| Trecho do documento |
-.-.-
Alguns ensinamentos recolhidos da leitura

            Ao término extremamente provocativo e instigante dessa leitura, gostaria de repercutir brevemente algumas das impressões mais fortes e alguns ensinamentos que dela recolho. Uma primeira impressão: o cuidado espontâneo – tão espontâneo que é permanente - de Comblin, em fundamentar-se biblicamente, especialmente no tocante às fontes neotestamentárias. Sensação recorrente: a mesma que experimento sempre que o leio ou o escuto. Além de registrar isso com alegria, fiquei a me perguntar se não estaria aqui um dos elementos que dificultam uma eventual ofensiva por parte de Roma contra esse teólogo...
            Senti-me diante de uma proposta de reflexão pneumatológica tão impactante quanto frutuosa. Disso dão prova, por exemplo, os livros que ela desencadearia, nas três décadas seguintes à produção desse texto, a partir de seus respectivos temas/questões de referência: a “Ação” do Espírito no processo de formação do “Povo de Deus” pela força da “Palavra”, agindo com “Liberdade”, pela forma generosa como se atende à “Vocação”, no cotidiano da “Vida”.
-.-.-
| Instruções das tarefas |
A: Diga se cada afirmação abaixo concorda com o trecho sobre Comblin, respondendo sim ou não e citando as palavras do trecho que decidem a resposta. (i) Quem escreve nota que Comblin se apoia na Bíblia, sobretudo nas fontes do Novo Testamento. (ii) Os livros mencionados surgiram nas cinco décadas seguintes à produção do texto. (iii) Quem escreve afirma que Roma já lançou uma ofensiva contra Comblin.
B: Liste todas as palavras ou expressões que aparecem entre aspas no trecho sobre Comblin.
C: Continue o trecho sobre Comblin a partir do ponto em que ele termina.

Entradas de origem
-.-.-
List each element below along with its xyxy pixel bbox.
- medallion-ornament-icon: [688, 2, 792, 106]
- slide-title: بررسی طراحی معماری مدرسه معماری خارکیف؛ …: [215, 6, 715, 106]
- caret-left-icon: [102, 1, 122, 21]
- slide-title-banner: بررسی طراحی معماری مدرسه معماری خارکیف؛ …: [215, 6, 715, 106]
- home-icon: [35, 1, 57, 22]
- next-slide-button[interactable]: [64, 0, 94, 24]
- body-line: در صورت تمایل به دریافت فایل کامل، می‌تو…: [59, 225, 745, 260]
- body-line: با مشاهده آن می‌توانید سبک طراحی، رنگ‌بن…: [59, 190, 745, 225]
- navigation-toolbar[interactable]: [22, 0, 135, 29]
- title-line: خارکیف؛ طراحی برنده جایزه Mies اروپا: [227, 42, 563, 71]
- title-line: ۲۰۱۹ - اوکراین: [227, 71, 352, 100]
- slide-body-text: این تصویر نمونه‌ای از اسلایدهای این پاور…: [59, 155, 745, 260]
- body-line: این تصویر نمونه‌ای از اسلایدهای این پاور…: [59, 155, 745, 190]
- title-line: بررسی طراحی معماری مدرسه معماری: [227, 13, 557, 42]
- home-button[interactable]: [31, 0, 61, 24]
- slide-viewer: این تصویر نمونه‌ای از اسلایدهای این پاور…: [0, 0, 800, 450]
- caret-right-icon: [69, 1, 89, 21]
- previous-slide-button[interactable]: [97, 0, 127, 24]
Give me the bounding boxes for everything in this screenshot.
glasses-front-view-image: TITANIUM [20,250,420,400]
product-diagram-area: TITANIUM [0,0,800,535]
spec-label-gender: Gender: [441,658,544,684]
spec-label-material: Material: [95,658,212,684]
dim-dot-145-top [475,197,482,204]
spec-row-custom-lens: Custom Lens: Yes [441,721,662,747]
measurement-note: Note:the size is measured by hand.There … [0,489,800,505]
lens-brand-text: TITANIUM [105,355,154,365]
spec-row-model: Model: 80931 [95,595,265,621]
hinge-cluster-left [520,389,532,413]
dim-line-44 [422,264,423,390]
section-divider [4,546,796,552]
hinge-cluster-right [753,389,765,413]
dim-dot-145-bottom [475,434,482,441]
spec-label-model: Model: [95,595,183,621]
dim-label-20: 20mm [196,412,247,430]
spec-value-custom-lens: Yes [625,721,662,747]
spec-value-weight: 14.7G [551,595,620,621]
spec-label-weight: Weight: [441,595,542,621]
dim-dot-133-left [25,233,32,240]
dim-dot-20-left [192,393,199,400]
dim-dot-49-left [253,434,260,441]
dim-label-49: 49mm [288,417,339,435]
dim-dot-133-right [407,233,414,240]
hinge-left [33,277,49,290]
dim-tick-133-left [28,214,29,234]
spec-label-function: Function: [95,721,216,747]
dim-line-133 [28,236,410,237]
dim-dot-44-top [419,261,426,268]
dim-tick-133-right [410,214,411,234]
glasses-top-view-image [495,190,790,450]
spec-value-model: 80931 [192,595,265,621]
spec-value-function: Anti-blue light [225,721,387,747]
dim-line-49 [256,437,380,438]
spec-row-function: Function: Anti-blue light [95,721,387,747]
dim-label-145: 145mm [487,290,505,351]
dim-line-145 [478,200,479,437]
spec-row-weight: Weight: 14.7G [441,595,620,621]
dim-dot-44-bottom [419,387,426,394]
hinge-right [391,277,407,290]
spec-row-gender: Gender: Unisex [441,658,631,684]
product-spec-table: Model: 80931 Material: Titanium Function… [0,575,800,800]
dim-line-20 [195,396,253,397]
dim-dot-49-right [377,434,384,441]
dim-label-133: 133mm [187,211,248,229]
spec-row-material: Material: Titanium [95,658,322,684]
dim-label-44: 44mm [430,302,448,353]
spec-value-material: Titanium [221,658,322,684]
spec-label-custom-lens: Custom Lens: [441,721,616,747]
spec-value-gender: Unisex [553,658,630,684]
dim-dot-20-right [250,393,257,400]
-.-.-
| Respostas do exercício |
A:
(i) Sim: "em fundamentar-se biblicamente, especialmente no tocante às fontes neotestamentárias".
(ii) Não: "nas três décadas seguintes à produção desse texto".
(iii) Não: "se não estaria aqui um dos elementos que dificultam uma eventual ofensiva por parte de Roma contra esse teólogo".

B: Ação, Povo de Deus, Palavra, Liberdade, Vocação, Vida

C:
            Antes, porém, desses desdobramentos criativos, há de se realçar mais fortemente o caráter inovador de que se acha impregnado este livro. Inovador por diferentes razões, a começar pelo fato de apresentar uma abordagem alternativa da missão do Espírito Santo. Inovação que ele elabora, também inspirado em alguns autores, a exemplo de Yves Congar, mas em cima de um contexto não menos novo, no campo pneumatológico: a América Latina sob o impulso e ressonância das conferências de Medellín (1968) e Puebla (1979), não sem se tornar uma interpretação bem ao modo da Teologia da Libertação.
            Até então, a bibliografia atinente ao Espírito Santo restringia-se consideravelmente aos espaços intra-eclesiásticos (cantos, devoções, celebrações, sacramentos...). Daí decorria uma compreensão reducionista, de modo a tentar-se enjaular a ação do Espírito Santo nos espaços controlados pelas estruturas eclesiásticas, no caso, mais especificamente, a Igreja Católica Romana.
            Interpretação reducionista, também, pelo fato de tornar a missão do Espírito Santo algo etéreo, abstrato, “espiritual”, sem qualquer implicação com as realidades concretas dos seres humanos, aos sinais dos tempos. Limitação que o A. atribui à imprecisão da tradução para as línguas ocidentais do vocábulo original.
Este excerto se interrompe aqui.